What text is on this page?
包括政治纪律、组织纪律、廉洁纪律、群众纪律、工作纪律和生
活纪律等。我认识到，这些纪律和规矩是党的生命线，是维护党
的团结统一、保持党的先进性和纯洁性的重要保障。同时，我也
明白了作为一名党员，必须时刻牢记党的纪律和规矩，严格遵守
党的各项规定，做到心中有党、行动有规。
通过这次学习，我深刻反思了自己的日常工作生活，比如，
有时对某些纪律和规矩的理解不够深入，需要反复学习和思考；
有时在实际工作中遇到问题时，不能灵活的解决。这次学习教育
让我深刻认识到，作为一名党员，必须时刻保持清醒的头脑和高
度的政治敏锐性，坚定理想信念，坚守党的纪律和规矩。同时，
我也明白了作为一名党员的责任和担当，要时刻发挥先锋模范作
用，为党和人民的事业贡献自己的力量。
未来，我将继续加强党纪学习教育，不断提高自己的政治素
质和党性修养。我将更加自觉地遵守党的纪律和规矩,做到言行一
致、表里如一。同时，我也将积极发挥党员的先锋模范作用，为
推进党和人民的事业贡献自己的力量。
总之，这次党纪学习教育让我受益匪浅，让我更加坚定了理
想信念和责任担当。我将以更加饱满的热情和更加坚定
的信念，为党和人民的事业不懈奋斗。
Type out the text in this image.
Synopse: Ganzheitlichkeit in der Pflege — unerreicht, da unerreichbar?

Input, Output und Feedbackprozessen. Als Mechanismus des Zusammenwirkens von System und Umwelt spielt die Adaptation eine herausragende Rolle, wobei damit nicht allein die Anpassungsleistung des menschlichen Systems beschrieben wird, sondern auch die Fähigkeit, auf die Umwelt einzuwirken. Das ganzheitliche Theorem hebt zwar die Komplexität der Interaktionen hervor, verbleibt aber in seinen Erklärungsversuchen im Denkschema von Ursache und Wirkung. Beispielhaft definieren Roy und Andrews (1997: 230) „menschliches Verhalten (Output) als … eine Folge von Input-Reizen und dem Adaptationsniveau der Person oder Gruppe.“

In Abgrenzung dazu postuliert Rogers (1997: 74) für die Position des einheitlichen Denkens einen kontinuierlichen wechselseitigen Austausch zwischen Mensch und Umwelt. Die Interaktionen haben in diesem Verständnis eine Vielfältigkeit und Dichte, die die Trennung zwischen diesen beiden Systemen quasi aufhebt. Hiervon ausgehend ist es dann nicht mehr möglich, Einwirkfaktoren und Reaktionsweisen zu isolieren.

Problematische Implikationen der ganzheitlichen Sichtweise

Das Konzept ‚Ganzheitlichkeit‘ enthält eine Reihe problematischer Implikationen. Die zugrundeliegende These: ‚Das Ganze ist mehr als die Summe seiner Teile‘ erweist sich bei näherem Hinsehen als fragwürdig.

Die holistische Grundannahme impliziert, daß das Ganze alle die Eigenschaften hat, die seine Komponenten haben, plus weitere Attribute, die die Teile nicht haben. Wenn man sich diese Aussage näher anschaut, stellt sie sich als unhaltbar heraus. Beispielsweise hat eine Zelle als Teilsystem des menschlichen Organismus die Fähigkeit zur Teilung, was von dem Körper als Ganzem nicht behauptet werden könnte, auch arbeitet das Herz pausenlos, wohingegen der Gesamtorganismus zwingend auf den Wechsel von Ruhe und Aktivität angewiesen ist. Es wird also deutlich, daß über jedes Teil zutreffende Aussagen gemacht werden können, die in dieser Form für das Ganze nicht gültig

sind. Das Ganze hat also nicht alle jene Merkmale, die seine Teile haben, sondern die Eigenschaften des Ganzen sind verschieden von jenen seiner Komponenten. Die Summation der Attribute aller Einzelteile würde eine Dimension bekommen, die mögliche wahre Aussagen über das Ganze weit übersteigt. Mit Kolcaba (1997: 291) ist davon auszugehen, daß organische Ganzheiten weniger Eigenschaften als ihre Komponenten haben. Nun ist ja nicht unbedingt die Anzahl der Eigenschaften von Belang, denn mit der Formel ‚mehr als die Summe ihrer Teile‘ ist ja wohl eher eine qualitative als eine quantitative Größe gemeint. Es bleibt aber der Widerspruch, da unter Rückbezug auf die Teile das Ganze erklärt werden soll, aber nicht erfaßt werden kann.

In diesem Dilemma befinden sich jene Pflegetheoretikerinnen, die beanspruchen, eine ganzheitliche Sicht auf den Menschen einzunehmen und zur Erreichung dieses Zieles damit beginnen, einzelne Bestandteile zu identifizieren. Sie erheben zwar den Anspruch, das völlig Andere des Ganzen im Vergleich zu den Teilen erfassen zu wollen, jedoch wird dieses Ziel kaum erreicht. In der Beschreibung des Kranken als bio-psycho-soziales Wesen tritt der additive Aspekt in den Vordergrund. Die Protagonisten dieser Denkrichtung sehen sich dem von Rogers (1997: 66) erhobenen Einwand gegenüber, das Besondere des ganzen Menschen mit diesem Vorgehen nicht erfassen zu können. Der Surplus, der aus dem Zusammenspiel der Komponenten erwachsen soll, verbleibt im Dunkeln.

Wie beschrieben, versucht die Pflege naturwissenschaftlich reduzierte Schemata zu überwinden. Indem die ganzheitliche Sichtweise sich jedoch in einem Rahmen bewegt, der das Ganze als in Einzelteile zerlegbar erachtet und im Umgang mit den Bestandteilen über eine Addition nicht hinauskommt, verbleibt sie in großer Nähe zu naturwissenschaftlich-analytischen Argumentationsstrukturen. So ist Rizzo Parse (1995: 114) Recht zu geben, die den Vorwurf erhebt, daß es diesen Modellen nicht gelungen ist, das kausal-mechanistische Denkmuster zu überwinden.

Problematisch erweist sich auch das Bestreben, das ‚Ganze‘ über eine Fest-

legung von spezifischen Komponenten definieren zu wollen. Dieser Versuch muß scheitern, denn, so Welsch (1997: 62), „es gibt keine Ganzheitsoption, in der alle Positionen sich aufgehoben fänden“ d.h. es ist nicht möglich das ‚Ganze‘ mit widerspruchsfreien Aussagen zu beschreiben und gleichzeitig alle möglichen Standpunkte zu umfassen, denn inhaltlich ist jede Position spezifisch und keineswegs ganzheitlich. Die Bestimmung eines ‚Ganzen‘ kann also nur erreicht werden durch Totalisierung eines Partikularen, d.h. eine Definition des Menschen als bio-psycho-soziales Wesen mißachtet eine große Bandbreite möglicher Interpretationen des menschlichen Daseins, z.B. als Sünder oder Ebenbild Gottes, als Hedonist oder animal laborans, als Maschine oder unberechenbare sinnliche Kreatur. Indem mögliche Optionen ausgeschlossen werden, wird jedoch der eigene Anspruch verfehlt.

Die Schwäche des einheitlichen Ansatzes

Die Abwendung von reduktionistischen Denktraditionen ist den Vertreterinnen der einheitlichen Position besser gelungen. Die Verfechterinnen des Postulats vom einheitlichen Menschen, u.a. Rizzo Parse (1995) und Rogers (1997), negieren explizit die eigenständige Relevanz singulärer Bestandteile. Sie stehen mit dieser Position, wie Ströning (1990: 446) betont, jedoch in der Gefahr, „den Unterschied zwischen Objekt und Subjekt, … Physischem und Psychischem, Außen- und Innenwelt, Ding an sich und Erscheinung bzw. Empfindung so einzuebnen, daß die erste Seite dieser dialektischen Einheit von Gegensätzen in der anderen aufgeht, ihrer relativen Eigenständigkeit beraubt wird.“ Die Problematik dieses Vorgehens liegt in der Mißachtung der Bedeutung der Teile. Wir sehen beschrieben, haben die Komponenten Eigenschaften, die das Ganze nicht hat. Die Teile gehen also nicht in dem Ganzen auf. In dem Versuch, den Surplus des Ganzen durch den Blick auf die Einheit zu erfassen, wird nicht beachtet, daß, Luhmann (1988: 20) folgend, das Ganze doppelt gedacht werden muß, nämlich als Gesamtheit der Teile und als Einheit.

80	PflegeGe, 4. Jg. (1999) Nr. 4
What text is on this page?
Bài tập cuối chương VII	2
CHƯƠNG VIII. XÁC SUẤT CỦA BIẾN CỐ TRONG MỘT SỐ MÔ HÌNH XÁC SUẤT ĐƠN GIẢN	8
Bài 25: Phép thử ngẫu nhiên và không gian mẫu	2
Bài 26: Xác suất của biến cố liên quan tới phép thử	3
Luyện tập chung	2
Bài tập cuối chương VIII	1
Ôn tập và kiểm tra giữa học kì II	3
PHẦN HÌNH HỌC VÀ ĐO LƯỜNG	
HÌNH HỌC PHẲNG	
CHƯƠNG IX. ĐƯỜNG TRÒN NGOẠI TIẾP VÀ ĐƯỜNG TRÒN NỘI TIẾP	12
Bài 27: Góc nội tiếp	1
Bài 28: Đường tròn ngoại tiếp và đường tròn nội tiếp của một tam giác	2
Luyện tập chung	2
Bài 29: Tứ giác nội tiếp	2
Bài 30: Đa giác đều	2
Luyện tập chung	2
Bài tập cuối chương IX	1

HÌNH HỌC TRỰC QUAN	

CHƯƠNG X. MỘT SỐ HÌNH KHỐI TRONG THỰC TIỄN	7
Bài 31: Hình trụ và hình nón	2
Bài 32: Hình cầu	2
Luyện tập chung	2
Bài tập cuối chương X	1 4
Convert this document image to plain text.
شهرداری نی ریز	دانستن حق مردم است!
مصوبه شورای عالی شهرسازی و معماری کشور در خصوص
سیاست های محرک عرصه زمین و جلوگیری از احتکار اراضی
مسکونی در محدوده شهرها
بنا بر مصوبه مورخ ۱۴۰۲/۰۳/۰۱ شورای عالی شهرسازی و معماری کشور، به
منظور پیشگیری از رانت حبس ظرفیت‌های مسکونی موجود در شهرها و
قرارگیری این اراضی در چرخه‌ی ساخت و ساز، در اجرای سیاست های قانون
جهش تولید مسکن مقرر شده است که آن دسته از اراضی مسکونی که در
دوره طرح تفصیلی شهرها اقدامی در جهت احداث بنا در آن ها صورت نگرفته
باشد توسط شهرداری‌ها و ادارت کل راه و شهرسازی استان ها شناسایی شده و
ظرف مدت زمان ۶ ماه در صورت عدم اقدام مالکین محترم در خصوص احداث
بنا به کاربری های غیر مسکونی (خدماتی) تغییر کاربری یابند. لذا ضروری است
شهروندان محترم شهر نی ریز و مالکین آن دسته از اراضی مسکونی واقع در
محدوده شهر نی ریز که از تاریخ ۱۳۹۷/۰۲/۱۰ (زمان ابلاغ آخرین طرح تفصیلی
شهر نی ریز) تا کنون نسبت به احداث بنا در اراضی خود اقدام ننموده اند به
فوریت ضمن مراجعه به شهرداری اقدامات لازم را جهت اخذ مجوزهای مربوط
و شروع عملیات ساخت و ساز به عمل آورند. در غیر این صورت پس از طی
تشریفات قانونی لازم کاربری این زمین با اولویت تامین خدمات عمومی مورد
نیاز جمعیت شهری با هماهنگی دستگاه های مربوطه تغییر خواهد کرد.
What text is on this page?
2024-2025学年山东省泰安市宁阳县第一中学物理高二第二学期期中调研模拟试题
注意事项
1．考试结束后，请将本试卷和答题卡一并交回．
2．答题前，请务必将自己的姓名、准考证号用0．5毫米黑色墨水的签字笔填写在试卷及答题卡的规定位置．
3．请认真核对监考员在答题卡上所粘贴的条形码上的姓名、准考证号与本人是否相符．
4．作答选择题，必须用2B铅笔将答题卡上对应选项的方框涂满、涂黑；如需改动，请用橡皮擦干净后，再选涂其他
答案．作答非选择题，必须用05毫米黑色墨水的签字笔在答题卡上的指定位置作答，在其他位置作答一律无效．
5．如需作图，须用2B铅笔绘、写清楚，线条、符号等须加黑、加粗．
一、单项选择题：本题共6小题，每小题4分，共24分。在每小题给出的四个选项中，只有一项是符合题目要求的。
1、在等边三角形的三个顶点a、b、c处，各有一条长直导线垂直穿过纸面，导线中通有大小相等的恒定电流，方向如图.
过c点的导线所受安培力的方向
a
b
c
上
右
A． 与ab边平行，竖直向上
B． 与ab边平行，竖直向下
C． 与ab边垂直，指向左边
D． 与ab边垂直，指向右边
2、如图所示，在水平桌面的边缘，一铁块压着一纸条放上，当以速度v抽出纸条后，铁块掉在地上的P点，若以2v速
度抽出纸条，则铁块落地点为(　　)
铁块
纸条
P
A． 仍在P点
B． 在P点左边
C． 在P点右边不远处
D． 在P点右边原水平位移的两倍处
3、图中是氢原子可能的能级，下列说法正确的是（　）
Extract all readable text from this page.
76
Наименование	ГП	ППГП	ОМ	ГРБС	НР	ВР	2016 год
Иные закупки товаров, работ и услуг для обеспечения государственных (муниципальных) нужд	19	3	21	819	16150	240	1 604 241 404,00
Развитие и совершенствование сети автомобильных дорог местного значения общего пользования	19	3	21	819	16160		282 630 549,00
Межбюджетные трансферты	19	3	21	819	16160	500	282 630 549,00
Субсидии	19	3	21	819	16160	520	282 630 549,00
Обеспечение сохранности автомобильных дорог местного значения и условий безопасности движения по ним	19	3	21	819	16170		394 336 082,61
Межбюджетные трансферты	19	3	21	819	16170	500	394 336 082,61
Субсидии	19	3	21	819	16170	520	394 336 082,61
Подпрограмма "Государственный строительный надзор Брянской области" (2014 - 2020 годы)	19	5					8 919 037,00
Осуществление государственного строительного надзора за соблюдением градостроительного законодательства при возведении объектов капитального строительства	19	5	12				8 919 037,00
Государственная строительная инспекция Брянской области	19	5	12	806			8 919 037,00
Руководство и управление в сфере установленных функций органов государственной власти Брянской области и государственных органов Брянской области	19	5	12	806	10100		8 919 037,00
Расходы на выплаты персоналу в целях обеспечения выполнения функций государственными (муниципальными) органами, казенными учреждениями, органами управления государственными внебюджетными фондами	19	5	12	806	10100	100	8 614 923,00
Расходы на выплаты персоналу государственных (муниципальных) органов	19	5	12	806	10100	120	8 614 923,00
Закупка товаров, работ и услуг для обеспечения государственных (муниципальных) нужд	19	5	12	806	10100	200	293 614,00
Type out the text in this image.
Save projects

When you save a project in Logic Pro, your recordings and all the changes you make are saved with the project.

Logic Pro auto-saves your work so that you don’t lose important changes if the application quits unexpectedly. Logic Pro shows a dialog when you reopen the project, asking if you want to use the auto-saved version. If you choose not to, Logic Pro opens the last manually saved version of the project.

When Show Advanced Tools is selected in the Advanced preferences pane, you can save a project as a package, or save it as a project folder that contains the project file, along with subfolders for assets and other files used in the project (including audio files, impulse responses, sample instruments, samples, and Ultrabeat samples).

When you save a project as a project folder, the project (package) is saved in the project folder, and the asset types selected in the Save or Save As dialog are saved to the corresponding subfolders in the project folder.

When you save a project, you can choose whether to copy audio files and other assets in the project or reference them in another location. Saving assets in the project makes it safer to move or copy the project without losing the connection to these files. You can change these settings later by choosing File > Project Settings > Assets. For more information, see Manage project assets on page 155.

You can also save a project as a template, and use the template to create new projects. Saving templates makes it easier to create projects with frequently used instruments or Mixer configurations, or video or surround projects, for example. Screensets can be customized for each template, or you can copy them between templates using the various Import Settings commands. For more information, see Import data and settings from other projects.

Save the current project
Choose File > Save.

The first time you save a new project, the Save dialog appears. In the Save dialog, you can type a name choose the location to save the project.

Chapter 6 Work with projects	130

> _WRITTEN TASK_:
Pick out and copy every line that contains the word "saved".

> _TASK ANSWER_:
When you save a project in Logic Pro, your recordings and all the changes you make are saved with the project.
Logic Pro auto-saves your work so that you don’t lose important changes if the application quits unexpectedly. Logic Pro shows a dialog when you reopen the project, asking if you want to use the auto-saved version. If you choose not to, Logic Pro opens the last manually saved version of the project.
When you save a project as a project folder, the project (package) is saved in the project folder, and the asset types selected in the Save or Save As dialog are saved to the corresponding subfolders in the project folder.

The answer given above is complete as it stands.